Gespräche vor Ende?

Erdogan beschimpft EU: “Hässlich, islamfeindlich”

Ausland
23.06.2016 12:02

Recep Tayyip Erdogan hat die EU erneut scharf angegriffen und erstmals ein Referendum über die Fortsetzung der Beitrittsgespräche seines Landes mit der Union ins Spiel gebracht. Der türkische Staatspräsident warf der EU vor, die Türkei im Beitrittsprozess hinzuhalten, weil sie ein mehrheitlich muslimisches Land sei. "Ihr haltet eure Versprechen nicht. Eben das ist euer hässliches Gesicht. Weil ich dieses hässliche Gesicht entlarve, dreht ihr durch", wetterte Erdogan am Mittwochabend in Istanbul.

Der Streit um das Flüchtlingsabkommen und die Visumfreiheit für Türken habe gezeigt, dass die Europäer nicht vertrauenswürdig seien. Erdogan warf EU-Kommissionspräsident Jean-Claude Juncker vor: "Du kennst das türkische Volk nicht." Die Türken seien nicht auf eine EU-Visumfreiheit oder das Rücknahmeabkommen angewiesen. "Ihr seid im Moment im wahrsten Sinne des Wortes hinter der Türkei her. Ihr denkt: Wenn die Türkei ihre Türen öffnet und diese Flüchtlinge in Richtung Europa marschieren, was wird dann aus uns?"

EU löst Zusage an Türkei ein
Kurz vor Erdogans Ansprache zum abendlichen Fastenbrechen hatte es aus der EU geheißen, am 30. Juni solle ein neuer Verhandlungsbereich mit dem Kandidatenland Türkei eröffnet werden. Dabei gehe es um das Kapitel 33, das "Finanz- und Budgetbestimmungen" regelt, berichtete ein EU-Diplomat in Brüssel. Damit löst die Union eine Zusage des Gipfels der Staats- und Regierungschefs von Mitte März ein, diesen Bereich bis Ende Juni zu öffnen.

Deutschlands Kanzlerin Angela Merkel mit dem türkischen Präsidenten Recep Tayyip Erdogan (Bild: APA/AFP/TOLGA BOZOGLU)

> **Vorliegende Daten**:
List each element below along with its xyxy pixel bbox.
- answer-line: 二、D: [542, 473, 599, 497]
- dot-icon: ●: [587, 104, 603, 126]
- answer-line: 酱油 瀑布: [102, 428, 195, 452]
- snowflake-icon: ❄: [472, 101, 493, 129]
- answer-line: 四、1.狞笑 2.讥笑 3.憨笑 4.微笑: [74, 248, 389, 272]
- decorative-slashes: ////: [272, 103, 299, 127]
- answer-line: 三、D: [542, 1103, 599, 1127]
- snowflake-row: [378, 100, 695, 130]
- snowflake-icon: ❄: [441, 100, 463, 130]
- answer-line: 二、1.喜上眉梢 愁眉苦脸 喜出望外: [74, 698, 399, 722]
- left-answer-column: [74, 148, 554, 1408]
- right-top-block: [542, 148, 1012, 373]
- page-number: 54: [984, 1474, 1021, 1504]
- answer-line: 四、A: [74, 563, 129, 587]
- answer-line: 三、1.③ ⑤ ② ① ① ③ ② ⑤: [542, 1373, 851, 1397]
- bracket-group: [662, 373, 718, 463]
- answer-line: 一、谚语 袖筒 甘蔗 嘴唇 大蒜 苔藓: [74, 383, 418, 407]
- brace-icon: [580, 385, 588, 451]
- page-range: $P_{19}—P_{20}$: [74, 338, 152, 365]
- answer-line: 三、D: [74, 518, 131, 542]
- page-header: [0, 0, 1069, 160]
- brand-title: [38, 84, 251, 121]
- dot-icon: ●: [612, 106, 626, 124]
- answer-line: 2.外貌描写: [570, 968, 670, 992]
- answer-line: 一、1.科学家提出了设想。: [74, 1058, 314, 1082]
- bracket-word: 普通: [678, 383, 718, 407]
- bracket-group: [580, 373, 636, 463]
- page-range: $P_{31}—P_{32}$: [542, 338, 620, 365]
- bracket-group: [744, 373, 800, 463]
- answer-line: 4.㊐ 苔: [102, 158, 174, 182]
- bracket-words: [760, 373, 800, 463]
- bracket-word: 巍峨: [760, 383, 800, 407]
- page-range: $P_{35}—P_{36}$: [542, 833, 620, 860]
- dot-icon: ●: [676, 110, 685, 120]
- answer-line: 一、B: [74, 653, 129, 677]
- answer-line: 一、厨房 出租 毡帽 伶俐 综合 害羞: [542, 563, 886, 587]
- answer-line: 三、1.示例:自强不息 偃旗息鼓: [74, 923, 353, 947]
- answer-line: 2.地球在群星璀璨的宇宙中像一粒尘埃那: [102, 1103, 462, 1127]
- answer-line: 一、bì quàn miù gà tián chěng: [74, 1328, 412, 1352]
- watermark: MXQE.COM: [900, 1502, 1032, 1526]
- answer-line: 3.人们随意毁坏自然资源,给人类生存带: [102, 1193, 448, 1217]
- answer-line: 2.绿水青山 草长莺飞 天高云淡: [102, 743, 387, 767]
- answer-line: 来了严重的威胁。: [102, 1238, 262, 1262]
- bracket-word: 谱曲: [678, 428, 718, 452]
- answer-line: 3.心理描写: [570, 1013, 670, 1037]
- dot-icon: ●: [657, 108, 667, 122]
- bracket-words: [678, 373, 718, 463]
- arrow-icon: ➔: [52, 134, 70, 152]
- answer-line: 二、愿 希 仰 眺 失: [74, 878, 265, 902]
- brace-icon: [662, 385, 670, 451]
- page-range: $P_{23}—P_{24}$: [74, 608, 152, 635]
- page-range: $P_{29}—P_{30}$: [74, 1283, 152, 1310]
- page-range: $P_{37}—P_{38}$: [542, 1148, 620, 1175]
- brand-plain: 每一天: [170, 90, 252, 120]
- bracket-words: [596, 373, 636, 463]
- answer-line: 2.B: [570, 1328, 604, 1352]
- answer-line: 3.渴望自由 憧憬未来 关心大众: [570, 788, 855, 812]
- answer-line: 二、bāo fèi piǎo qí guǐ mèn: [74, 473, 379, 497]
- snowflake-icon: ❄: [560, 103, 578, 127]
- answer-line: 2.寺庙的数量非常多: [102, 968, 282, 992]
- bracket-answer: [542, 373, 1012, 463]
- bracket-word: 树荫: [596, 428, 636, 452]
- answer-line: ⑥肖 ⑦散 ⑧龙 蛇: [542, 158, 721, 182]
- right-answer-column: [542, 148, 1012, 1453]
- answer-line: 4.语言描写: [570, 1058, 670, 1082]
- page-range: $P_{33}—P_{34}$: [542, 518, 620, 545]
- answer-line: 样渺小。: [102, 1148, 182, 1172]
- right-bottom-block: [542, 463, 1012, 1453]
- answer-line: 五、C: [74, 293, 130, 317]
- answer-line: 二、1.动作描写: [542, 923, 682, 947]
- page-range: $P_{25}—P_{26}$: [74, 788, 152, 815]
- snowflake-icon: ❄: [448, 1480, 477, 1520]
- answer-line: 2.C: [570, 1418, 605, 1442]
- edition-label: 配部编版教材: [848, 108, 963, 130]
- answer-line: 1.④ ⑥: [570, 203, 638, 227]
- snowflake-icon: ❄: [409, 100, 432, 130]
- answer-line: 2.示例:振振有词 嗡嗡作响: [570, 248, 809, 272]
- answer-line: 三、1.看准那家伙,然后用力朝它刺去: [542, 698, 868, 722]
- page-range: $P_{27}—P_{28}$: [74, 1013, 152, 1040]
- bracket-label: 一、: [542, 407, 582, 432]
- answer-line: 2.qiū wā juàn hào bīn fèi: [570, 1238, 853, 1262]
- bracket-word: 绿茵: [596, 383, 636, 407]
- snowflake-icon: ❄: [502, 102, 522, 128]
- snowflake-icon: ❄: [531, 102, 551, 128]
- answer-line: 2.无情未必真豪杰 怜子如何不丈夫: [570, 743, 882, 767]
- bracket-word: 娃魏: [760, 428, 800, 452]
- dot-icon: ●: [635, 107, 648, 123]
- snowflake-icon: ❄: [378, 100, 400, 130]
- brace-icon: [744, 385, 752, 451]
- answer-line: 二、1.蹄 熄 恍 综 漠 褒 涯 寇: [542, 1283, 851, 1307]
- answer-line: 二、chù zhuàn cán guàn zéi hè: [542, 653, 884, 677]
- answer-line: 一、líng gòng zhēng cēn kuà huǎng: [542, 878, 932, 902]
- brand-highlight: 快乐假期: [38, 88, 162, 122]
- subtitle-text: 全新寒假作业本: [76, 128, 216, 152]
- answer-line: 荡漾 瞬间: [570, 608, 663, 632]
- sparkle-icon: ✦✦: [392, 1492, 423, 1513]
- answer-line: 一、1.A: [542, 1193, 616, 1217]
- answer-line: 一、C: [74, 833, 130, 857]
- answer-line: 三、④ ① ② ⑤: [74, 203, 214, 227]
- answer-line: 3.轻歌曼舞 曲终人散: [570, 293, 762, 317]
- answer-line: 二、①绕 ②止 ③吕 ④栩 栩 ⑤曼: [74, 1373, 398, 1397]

> **Aufgabenübersicht**:
1. Nenne alle Personen, die im Zeitungsartikel über Erdogans Kritik an der EU zusammen mit einem Amt erwähnt werden, und gib zu jeder dieses Amt an.
2. Führe den Zeitungsartikel über Erdogans Kritik an der EU fort.

> **Lösungen nach Nummer**:
1.
Recep Tayyip Erdogan: türkischer Staatspräsident
Jean-Claude Juncker: EU-Kommissionspräsident
Angela Merkel: Kanzlerin Deutschlands

2.
Deutschlands Kanzlerin Angela Merkel mit dem türkischen Präsidenten Recep Tayyip Erdogan

Laut der EU-Kommission wird bisher in 14 Bereichen verhandelt. Die Türkei ist offiziell seit 1999 Kandidat für einen EU-Beitritt, seit 2005 wird darüber verhandelt. Die Beitrittsgespräche sind thematisch in 35 Kapitel unterteilt.

Massive Spannungen wegen des Flüchtlingspaktes
Der Flüchtlingspakt führt zu massiven Spannungen zwischen der EU und Ankara. Für die versprochene EU-Visumfreiheit für Türken fordert Brüssel das Erfüllen noch verbliebener Bedingungen. Ankara weigert sich, heimische Anti-Terror-Gesetze zu entschärfen - was aber zu den Bedingungen der Europäer gehört.

Referendum in den Raum gestellt: "Wir könnten fragen"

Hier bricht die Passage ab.